** begin **

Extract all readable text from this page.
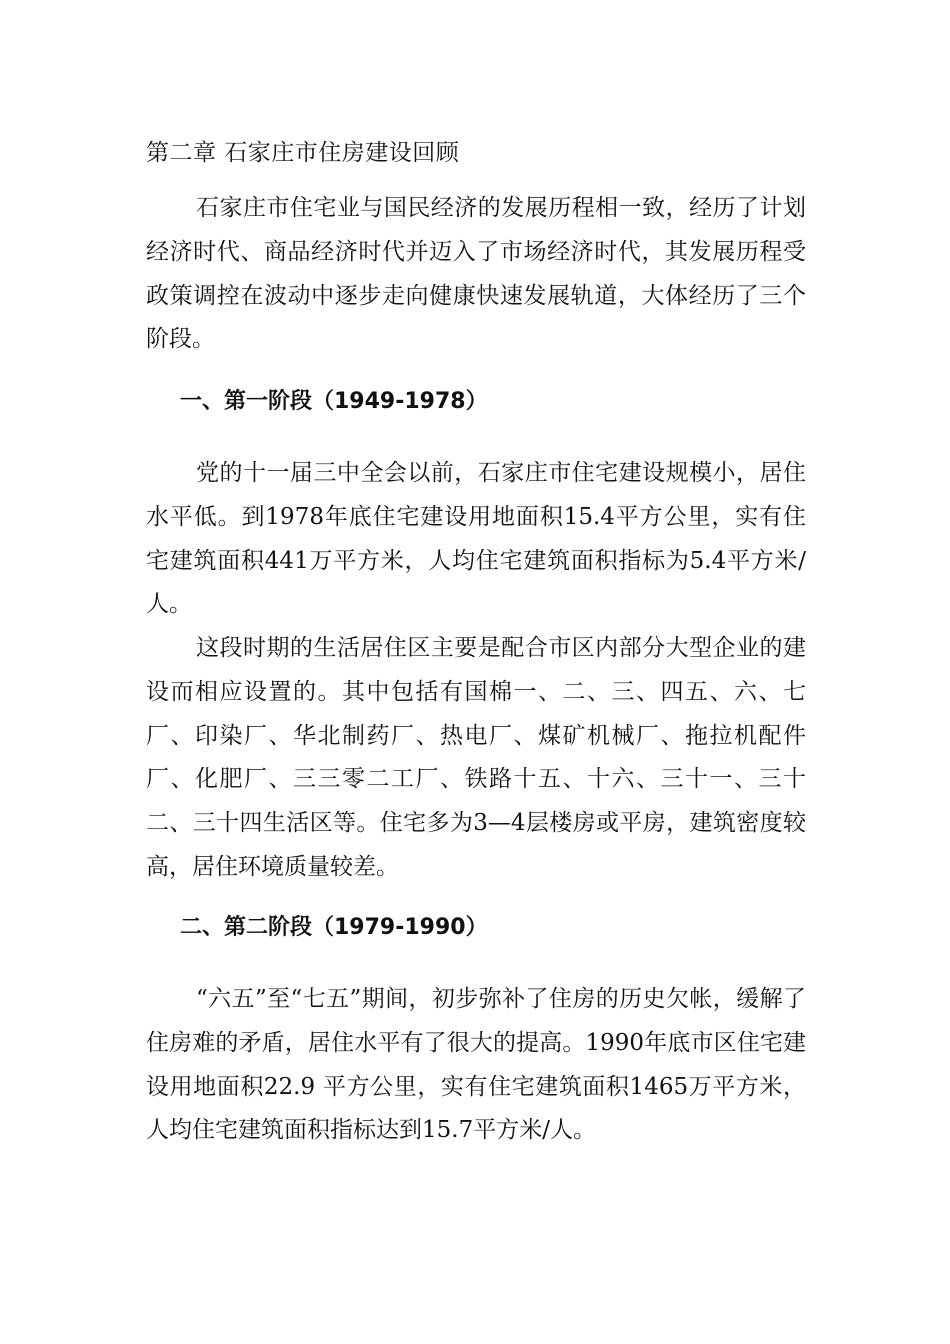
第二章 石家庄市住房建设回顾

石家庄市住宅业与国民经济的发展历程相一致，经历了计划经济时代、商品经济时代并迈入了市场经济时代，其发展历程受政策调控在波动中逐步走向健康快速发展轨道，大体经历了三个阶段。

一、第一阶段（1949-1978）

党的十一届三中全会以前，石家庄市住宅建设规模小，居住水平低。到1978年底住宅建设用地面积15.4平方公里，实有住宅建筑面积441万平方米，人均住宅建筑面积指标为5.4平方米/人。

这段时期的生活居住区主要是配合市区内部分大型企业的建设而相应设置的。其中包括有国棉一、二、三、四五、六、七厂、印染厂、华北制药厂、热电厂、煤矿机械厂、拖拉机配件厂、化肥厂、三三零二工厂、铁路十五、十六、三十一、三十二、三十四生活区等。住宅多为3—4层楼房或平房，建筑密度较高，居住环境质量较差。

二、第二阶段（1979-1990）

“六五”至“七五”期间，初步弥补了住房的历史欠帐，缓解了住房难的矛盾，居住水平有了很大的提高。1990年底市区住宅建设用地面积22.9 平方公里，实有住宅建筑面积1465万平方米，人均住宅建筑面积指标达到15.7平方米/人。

** end **
** begin **

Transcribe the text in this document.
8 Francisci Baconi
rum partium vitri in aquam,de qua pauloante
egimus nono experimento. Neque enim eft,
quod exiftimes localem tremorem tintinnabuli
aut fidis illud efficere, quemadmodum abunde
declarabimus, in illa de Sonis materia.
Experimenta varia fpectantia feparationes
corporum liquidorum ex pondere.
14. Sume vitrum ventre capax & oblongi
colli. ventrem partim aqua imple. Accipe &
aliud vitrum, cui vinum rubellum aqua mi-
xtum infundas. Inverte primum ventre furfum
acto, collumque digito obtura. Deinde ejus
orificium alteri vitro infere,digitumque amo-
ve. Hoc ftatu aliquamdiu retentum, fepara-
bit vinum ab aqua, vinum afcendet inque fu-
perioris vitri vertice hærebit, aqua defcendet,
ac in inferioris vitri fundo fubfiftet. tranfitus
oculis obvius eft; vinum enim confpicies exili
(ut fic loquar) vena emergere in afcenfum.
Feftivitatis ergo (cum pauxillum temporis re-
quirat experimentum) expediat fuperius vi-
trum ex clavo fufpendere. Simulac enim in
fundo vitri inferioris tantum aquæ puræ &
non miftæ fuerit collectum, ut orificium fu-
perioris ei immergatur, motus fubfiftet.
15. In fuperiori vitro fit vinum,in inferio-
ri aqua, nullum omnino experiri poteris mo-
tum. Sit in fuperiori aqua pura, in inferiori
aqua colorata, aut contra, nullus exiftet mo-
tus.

** end **
** begin **

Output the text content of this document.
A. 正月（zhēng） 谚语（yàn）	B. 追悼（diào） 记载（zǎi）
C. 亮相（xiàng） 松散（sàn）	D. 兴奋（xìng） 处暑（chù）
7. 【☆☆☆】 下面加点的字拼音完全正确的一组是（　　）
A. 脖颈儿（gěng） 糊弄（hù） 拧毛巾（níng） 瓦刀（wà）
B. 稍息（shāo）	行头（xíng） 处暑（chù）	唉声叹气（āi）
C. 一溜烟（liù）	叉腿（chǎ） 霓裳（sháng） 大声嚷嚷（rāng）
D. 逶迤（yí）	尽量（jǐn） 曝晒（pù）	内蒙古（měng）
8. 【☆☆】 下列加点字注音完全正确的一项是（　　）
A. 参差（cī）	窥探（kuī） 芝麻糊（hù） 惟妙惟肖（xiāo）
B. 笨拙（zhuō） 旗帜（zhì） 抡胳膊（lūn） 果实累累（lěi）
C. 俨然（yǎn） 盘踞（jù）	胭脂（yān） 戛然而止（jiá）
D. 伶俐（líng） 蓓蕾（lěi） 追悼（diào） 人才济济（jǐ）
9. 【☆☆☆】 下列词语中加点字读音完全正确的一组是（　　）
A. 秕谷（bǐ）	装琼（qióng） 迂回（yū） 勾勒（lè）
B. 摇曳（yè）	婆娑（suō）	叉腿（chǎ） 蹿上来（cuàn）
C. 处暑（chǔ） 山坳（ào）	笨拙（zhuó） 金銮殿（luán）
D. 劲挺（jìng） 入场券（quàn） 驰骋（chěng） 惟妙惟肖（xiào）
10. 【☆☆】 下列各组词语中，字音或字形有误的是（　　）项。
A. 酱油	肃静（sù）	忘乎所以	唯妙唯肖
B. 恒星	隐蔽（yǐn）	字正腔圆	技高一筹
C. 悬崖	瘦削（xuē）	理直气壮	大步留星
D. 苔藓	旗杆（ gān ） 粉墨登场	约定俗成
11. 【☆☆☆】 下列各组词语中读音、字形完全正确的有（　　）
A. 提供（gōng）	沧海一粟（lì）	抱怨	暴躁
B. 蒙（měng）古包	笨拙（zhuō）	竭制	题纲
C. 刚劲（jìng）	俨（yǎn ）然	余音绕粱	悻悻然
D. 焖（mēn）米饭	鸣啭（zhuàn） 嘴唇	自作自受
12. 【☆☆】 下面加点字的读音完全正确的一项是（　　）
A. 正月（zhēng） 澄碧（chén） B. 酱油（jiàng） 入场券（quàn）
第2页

** end **

### Set problem:
From the material above, copy each line that includes the word "this".

### Solution to the problem:
Extract all readable text from this page.
Transcribe the text in this document.
Output the text content of this document.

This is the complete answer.